§ **Task goal**
Turn the entries, from the first line through the line containing "title-year: 2022 (266, 150, 347, 183)", into a JSON list of strings, one string per line, with blank lines left out.

[start of Exercise data]

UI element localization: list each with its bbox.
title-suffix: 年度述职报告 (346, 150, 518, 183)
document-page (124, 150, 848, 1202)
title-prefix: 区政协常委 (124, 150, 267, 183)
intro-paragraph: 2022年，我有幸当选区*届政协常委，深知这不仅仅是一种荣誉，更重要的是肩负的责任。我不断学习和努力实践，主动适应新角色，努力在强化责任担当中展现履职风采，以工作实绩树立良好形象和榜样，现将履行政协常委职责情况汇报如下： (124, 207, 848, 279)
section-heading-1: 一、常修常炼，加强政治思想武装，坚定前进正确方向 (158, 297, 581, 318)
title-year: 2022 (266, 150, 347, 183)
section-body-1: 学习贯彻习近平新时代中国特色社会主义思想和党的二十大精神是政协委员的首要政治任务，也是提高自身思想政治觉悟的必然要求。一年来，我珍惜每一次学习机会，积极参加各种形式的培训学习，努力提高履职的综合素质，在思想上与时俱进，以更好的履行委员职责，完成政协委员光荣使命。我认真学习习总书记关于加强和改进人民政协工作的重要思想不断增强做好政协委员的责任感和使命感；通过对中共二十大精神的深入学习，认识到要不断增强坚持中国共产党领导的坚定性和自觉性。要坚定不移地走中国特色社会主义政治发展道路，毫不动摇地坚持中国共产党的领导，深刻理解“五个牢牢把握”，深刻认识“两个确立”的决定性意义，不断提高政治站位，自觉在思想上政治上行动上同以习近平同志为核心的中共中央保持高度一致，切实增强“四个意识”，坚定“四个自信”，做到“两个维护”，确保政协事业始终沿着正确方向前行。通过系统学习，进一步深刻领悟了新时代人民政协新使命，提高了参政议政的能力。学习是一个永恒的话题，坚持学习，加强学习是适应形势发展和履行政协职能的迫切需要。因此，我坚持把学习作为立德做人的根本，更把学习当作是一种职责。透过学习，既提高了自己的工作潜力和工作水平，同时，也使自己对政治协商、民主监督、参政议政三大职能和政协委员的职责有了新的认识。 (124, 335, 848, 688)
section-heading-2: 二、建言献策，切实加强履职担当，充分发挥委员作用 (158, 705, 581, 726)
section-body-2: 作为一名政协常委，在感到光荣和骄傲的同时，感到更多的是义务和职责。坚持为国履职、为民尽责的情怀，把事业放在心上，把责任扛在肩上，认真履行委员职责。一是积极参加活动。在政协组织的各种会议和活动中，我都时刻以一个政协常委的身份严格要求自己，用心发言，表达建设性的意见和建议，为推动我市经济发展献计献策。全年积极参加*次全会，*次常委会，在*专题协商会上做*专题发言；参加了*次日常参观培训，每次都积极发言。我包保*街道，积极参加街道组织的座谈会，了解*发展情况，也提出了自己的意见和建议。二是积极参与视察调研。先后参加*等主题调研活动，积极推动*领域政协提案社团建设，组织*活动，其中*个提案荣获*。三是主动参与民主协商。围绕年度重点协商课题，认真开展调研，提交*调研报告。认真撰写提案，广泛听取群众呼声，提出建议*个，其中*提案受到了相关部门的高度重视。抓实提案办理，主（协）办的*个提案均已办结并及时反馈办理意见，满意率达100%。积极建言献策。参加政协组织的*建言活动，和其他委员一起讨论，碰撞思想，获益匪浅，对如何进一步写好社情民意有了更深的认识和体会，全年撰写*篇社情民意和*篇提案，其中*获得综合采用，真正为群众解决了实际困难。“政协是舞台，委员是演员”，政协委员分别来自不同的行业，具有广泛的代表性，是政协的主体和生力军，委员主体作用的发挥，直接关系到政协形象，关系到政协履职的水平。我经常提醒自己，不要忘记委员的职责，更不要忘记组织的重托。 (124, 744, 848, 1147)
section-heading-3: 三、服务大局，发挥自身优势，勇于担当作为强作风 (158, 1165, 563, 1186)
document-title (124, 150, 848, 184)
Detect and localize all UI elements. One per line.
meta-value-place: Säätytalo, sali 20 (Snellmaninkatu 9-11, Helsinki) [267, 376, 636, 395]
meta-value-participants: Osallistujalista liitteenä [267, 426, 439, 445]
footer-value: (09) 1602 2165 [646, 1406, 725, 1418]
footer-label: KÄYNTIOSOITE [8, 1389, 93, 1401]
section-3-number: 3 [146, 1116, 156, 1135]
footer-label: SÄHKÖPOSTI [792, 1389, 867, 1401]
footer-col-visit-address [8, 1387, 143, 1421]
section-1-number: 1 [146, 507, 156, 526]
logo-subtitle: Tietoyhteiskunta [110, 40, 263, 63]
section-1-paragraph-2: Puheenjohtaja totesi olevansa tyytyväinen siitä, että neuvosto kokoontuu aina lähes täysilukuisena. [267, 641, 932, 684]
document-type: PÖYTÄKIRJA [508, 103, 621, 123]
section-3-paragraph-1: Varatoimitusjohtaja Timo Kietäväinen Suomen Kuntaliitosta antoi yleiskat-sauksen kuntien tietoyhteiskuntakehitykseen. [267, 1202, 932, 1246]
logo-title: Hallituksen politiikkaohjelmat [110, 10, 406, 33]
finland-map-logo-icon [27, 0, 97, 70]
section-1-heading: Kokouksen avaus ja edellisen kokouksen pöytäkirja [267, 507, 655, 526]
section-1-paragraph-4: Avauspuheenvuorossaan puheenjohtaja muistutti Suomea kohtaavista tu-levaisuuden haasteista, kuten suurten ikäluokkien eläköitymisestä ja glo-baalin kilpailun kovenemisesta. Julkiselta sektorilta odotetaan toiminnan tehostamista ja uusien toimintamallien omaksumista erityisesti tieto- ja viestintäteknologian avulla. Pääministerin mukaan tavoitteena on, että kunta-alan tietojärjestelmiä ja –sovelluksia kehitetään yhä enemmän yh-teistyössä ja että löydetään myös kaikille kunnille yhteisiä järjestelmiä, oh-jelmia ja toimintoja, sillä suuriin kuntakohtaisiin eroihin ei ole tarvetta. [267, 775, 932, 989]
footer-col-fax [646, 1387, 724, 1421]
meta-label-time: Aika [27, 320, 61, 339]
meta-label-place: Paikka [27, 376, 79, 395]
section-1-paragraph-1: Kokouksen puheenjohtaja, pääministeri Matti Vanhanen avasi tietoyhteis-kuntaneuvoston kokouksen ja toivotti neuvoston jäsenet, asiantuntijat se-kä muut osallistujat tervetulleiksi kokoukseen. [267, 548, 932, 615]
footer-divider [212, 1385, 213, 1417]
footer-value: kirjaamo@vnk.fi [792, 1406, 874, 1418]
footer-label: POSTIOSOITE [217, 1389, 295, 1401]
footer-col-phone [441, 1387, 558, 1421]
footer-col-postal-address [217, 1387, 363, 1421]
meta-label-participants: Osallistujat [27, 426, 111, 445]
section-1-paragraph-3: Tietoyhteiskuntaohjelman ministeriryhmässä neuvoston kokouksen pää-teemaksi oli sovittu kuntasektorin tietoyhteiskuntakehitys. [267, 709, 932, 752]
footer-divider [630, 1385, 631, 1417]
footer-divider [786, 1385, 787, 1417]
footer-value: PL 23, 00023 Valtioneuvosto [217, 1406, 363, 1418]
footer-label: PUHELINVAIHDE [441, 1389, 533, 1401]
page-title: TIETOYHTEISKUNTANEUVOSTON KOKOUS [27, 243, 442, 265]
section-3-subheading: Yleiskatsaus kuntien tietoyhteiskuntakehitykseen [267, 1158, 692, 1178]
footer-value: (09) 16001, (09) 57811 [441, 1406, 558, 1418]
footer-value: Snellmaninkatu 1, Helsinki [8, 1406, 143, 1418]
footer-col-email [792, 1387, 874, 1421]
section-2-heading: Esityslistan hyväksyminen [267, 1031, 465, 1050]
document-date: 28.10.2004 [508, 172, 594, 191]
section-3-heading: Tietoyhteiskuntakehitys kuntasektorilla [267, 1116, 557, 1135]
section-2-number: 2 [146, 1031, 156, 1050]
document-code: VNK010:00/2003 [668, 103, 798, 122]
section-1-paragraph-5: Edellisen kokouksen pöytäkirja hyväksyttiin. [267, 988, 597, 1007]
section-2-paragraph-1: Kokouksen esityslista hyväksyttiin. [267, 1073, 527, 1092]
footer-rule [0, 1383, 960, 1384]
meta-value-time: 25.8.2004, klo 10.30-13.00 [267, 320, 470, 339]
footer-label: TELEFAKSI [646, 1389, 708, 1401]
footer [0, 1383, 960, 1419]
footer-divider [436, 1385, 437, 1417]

[end of Exercise data]

§ **Complete output**
[
  "UI element localization: list each with its bbox.",
  "title-suffix: 年度述职报告 (346, 150, 518, 183)",
  "document-page (124, 150, 848, 1202)",
  "title-prefix: 区政协常委 (124, 150, 267, 183)",
  "intro-paragraph: 2022年，我有幸当选区*届政协常委，深知这不仅仅是一种荣誉，更重要的是肩负的责任。我不断学习和努力实践，主动适应新角色，努力在强化责任担当中展现履职风采，以工作实绩树立良好形象和榜样，现将履行政协常委职责情况汇报如下： (124, 207, 848, 279)",
  "section-heading-1: 一、常修常炼，加强政治思想武装，坚定前进正确方向 (158, 297, 581, 318)",
  "title-year: 2022 (266, 150, 347, 183)"
]